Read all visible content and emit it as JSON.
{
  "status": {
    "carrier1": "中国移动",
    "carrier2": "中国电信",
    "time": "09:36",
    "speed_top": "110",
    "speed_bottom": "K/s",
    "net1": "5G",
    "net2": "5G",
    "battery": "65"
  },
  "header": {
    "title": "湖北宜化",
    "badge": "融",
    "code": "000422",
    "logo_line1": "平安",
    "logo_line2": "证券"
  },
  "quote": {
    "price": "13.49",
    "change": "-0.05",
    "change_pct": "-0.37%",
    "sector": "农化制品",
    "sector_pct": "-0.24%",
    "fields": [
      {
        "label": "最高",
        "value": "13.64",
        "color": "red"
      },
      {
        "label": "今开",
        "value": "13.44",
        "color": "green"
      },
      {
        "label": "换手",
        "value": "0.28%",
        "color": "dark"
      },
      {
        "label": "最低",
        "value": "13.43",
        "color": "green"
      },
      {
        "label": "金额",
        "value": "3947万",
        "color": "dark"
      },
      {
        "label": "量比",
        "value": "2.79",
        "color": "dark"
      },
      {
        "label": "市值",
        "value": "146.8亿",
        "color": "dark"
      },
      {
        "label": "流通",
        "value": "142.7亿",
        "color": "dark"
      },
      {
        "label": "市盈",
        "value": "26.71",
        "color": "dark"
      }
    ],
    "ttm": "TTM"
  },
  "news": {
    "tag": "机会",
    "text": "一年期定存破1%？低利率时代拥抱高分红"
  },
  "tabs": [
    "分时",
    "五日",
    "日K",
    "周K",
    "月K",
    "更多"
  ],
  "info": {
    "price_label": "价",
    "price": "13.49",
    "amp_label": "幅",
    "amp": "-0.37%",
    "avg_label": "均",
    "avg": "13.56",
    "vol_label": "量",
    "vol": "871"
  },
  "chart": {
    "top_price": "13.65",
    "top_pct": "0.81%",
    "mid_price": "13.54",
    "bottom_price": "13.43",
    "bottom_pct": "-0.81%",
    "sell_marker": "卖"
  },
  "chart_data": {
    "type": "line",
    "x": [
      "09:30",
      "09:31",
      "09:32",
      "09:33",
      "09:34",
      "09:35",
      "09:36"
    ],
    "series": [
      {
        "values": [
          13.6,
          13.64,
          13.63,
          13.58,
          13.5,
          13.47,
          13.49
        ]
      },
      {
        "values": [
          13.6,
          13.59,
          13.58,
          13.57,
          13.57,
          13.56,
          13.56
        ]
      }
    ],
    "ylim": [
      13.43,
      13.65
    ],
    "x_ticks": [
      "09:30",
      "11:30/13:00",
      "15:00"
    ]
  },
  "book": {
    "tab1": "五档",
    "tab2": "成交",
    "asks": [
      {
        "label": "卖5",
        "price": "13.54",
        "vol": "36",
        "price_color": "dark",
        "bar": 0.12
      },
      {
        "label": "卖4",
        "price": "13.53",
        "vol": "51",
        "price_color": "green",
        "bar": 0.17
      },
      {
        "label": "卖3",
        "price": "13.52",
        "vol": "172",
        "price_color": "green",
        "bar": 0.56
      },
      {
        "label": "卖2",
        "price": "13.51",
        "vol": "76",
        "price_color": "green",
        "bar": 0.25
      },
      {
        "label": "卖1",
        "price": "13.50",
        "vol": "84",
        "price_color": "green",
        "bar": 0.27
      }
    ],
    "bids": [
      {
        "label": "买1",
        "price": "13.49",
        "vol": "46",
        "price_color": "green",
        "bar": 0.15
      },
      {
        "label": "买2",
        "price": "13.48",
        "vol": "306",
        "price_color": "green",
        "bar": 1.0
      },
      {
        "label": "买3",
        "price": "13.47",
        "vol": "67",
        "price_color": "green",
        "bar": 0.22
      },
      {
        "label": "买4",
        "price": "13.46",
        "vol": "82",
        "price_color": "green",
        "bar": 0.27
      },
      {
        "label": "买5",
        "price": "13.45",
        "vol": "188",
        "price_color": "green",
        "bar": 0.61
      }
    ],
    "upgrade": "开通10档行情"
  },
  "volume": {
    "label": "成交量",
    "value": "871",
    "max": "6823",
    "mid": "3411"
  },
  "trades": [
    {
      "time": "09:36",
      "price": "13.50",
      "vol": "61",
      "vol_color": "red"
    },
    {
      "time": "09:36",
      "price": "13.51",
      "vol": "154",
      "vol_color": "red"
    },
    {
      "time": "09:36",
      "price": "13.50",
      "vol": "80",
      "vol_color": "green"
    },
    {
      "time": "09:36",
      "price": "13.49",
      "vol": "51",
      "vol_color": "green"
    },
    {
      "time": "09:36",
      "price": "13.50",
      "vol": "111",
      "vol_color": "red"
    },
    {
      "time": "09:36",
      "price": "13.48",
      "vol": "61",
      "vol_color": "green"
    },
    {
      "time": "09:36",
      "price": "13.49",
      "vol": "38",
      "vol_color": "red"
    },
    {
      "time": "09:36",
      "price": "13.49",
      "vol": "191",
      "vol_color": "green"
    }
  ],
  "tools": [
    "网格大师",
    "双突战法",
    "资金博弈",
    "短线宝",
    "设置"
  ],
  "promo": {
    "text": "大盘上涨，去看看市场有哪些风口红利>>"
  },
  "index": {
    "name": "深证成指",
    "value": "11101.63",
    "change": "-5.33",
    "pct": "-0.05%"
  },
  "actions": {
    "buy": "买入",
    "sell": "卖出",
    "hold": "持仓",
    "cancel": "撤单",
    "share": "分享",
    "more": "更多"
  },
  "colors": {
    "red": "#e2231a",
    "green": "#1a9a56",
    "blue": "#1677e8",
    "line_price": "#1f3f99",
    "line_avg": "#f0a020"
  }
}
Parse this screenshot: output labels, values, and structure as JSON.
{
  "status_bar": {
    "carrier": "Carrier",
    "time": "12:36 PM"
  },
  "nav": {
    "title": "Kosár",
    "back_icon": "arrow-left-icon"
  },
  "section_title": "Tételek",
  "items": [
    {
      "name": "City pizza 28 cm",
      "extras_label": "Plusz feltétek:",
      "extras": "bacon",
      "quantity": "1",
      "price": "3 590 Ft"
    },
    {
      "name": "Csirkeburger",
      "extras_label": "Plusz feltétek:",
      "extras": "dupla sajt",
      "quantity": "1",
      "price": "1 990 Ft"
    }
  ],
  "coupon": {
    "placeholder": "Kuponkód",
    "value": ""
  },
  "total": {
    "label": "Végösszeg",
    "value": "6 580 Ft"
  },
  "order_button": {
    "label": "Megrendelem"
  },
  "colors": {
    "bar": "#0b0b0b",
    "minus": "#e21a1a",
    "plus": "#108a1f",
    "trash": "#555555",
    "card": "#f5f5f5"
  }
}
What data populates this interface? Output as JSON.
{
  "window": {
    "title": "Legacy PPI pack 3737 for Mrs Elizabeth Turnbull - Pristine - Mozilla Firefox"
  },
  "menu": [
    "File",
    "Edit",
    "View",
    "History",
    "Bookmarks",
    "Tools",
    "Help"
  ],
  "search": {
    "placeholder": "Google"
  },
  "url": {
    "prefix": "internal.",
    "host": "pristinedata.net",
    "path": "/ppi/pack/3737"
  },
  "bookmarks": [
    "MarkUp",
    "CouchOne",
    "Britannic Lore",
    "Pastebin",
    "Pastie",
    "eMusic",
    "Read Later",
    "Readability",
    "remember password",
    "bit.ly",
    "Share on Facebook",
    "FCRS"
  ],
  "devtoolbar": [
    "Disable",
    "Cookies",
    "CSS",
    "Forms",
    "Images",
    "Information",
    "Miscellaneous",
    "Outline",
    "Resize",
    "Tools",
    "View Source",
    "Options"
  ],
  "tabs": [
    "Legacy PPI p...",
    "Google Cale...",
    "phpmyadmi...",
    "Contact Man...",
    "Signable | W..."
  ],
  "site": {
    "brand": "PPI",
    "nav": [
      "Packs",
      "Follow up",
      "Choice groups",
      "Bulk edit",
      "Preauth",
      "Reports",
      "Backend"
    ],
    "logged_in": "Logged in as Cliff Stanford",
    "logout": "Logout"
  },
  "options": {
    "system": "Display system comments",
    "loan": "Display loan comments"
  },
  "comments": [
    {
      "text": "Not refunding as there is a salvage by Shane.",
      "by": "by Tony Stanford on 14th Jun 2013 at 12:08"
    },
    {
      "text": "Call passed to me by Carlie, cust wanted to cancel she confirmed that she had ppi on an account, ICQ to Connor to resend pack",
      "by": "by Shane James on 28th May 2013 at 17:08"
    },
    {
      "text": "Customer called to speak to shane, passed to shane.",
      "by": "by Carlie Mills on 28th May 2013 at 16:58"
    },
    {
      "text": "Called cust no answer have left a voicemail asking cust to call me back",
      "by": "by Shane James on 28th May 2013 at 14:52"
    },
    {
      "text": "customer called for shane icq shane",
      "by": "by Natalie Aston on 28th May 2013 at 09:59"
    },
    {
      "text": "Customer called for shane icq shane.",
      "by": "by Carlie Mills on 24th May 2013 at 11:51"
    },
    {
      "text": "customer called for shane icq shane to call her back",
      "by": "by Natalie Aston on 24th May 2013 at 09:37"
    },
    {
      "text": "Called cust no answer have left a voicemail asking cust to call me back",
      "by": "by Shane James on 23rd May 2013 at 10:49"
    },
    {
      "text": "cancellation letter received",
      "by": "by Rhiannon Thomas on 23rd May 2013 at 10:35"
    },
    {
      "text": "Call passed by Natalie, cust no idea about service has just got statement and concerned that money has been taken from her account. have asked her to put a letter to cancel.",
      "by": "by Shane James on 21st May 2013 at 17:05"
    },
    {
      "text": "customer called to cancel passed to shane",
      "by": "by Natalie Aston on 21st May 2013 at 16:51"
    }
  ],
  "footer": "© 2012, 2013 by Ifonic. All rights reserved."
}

■ ■ ■ ■ ■ ■ ■

### [Description of the task]
Locate all lines that include the word "this" and copy them out.

### [Completed exercise]
Parse this screenshot: output labels, values, and structure as JSON.
What data populates this interface? Output as JSON.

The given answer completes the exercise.